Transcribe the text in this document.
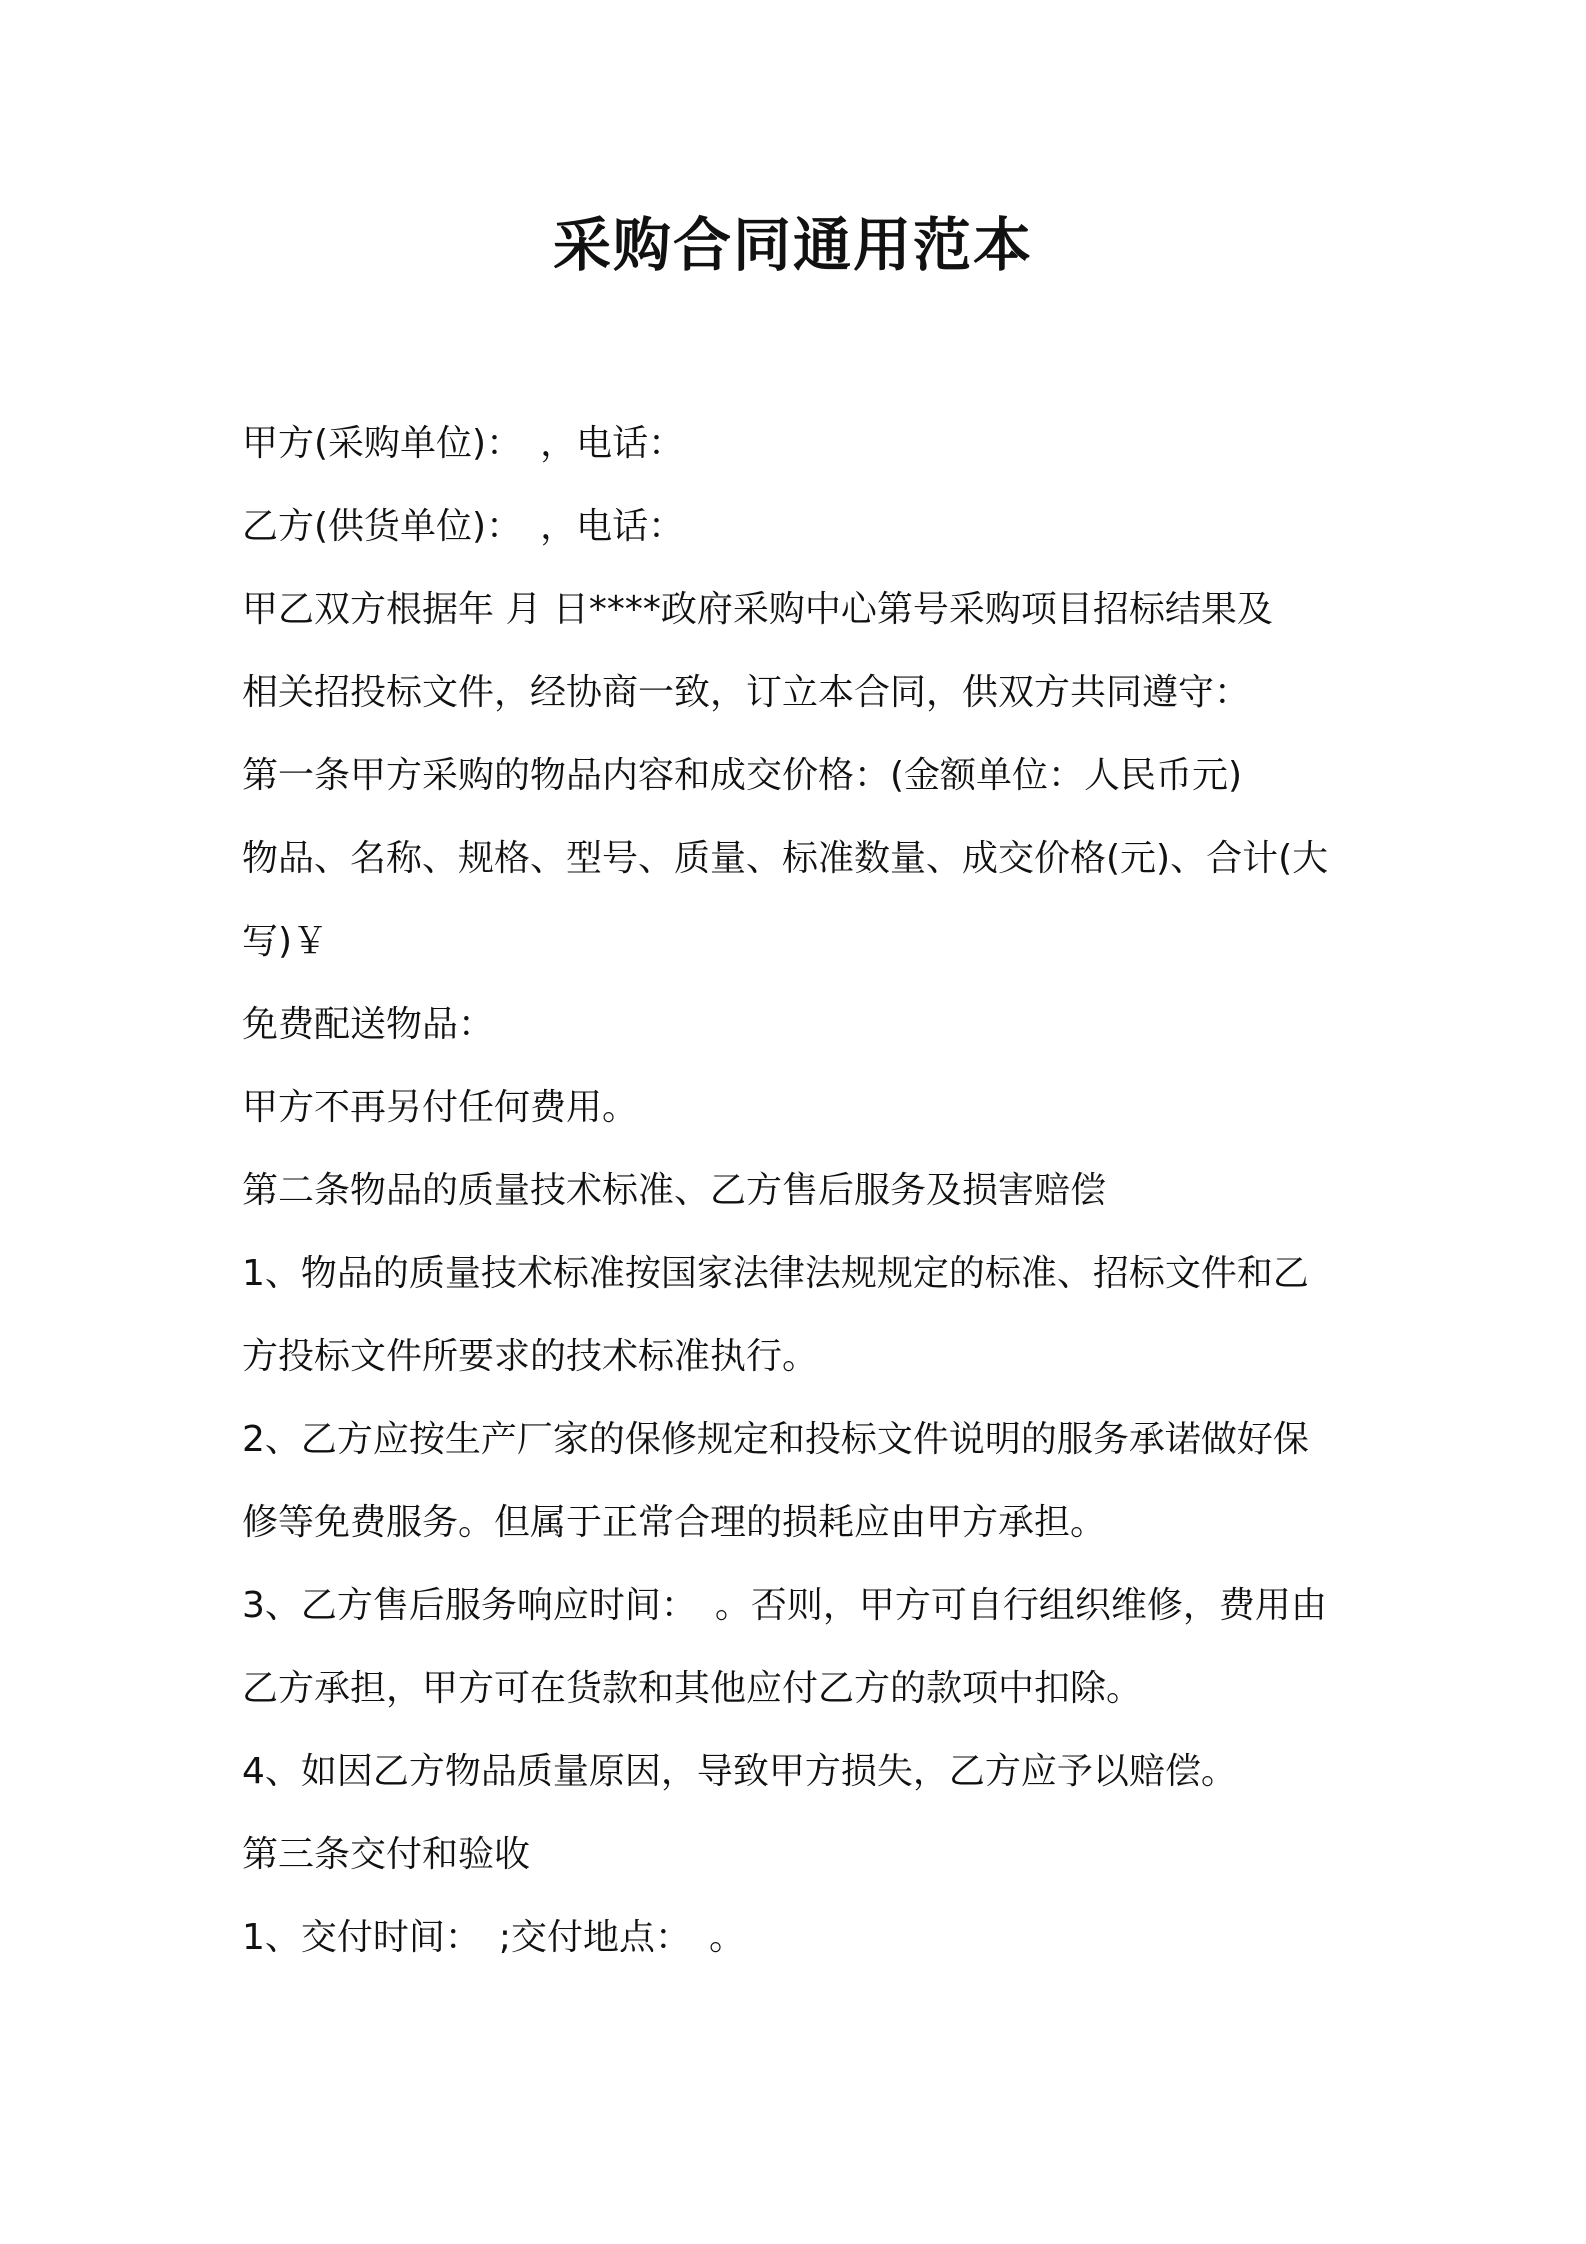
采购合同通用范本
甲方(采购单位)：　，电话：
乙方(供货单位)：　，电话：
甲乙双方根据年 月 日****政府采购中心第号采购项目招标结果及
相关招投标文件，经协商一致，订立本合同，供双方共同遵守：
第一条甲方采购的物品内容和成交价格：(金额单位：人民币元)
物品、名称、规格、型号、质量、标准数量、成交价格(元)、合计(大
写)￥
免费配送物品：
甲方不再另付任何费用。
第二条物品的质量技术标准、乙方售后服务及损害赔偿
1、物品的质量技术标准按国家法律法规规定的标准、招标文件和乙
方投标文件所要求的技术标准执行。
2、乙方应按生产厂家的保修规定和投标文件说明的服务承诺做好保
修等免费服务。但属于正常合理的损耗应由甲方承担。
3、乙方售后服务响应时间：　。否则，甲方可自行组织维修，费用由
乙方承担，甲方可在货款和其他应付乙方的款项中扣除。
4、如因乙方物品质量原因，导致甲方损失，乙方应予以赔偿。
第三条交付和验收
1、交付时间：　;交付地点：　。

:::::

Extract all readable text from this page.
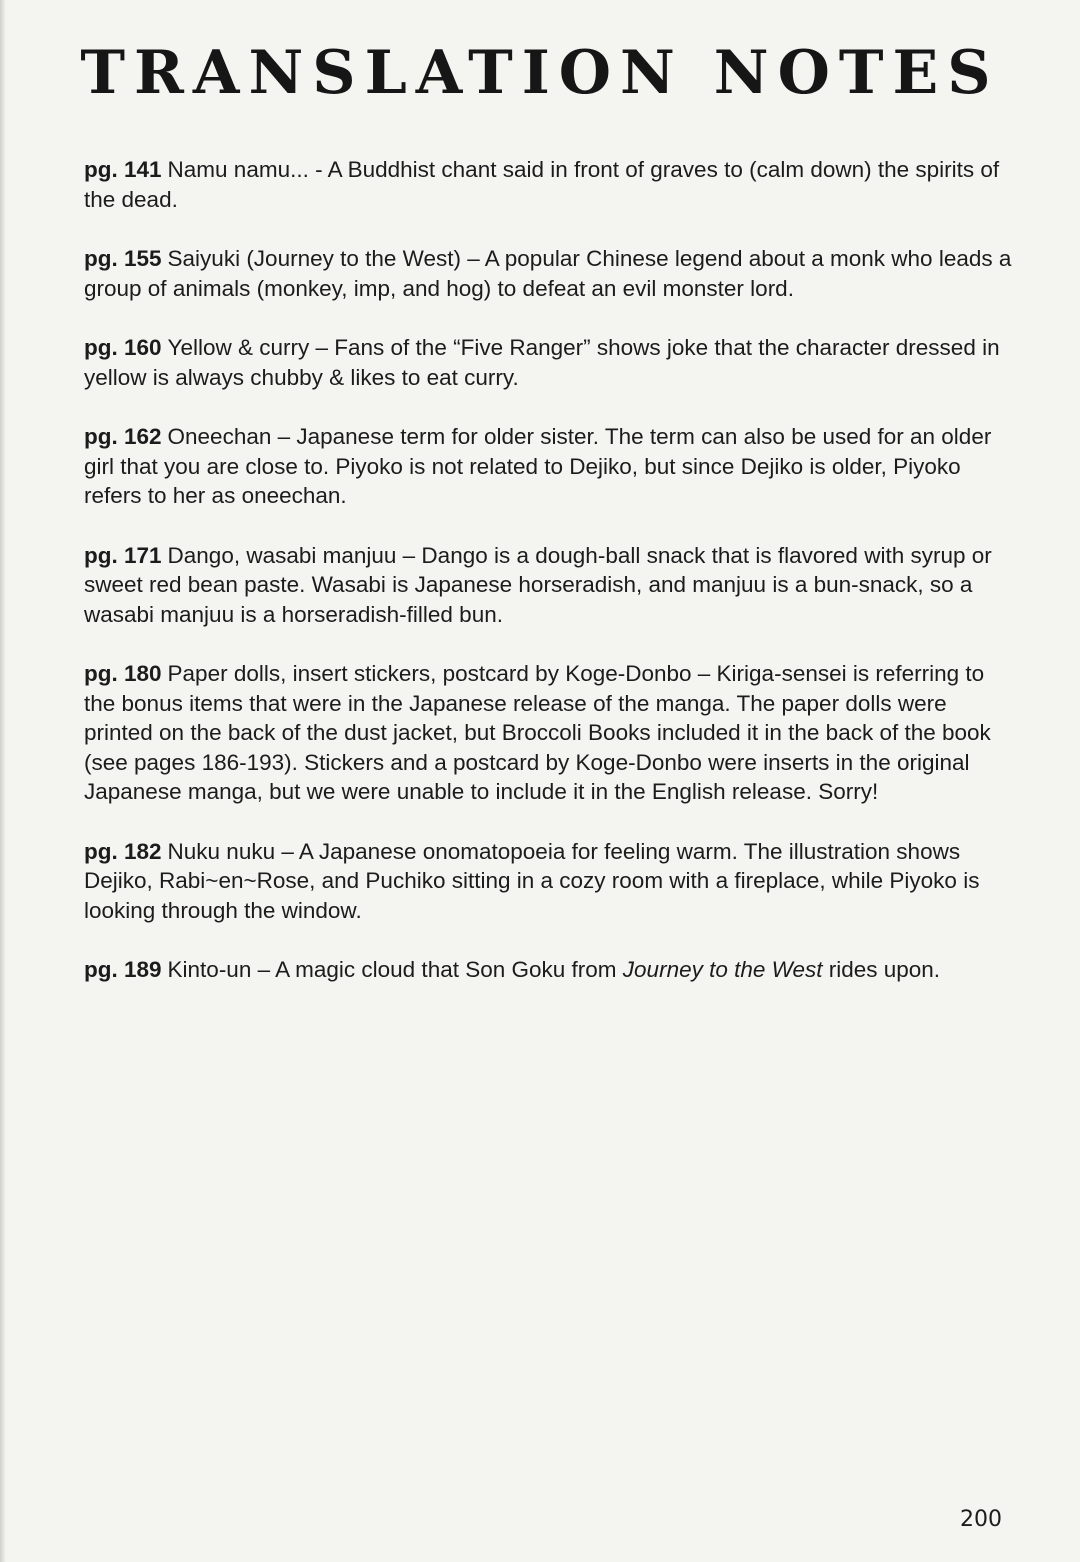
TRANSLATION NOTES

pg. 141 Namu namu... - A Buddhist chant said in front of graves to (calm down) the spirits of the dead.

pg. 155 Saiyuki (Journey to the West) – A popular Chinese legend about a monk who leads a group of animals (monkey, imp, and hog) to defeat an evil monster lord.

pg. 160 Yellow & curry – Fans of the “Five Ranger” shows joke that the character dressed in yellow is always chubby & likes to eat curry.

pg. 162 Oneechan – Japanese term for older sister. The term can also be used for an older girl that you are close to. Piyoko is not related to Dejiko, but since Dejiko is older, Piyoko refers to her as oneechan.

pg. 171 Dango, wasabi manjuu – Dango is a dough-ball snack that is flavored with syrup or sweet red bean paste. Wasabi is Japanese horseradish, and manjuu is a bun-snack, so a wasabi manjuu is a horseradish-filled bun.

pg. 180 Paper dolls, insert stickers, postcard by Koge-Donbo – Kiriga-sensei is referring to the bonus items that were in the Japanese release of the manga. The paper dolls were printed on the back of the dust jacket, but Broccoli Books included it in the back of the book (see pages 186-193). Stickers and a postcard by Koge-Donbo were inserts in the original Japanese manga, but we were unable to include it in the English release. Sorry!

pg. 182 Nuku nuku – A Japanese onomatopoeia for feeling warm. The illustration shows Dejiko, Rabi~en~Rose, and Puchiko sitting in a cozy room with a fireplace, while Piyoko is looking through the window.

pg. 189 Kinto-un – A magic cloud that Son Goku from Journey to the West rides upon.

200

:::::

What is the number of lines that contain "from"? Reply with that number alone.

• **RESULT FOR THIS TASK**:
2